• _Problem statement_
Check each line of the listing for the word "printf" and report how many lines contain it, giving nothing but the number.

• _Supplied records_
_____
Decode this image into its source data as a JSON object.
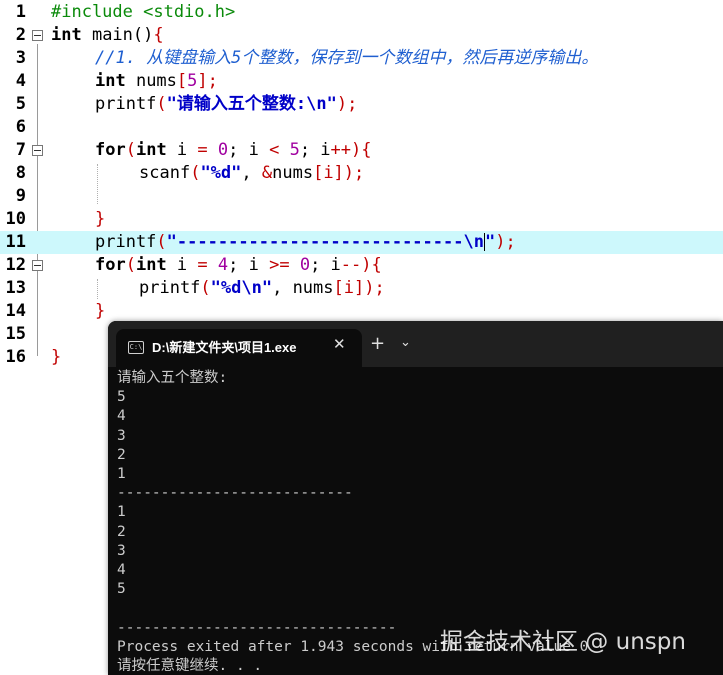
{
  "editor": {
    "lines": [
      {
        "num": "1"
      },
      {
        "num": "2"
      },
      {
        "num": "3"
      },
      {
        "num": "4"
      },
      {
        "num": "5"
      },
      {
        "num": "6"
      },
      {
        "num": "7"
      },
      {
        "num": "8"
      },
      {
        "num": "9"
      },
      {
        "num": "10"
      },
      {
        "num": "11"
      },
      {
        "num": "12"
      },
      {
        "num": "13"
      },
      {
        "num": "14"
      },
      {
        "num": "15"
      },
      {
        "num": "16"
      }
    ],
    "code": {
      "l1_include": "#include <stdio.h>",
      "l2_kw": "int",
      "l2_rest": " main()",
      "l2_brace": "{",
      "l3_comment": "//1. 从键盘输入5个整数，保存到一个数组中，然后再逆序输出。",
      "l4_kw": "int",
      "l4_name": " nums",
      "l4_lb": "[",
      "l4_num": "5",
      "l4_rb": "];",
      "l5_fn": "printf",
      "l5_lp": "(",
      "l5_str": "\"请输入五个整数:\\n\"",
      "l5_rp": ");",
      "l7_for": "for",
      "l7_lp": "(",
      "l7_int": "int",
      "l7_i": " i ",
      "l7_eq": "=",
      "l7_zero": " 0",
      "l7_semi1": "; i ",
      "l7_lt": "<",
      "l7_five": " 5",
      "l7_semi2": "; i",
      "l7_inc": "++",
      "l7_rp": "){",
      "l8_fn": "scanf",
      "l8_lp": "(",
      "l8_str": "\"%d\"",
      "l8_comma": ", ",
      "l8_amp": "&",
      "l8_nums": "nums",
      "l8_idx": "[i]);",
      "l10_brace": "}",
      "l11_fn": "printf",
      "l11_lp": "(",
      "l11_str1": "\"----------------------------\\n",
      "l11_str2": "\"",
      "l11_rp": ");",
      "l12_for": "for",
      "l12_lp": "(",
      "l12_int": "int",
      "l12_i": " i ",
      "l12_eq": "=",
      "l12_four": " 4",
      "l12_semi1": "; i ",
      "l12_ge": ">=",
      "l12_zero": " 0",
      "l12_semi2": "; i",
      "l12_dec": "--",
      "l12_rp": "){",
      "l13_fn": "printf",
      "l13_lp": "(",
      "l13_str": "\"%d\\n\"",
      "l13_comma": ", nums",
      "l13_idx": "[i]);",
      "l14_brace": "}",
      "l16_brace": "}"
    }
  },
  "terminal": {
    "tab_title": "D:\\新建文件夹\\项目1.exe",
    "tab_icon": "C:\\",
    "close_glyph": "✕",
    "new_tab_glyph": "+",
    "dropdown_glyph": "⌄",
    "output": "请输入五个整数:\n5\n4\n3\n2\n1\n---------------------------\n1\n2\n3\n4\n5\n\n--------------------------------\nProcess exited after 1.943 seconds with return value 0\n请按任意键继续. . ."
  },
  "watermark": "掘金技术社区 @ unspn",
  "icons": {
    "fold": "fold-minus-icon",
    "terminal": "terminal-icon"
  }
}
_____
• _Result_
3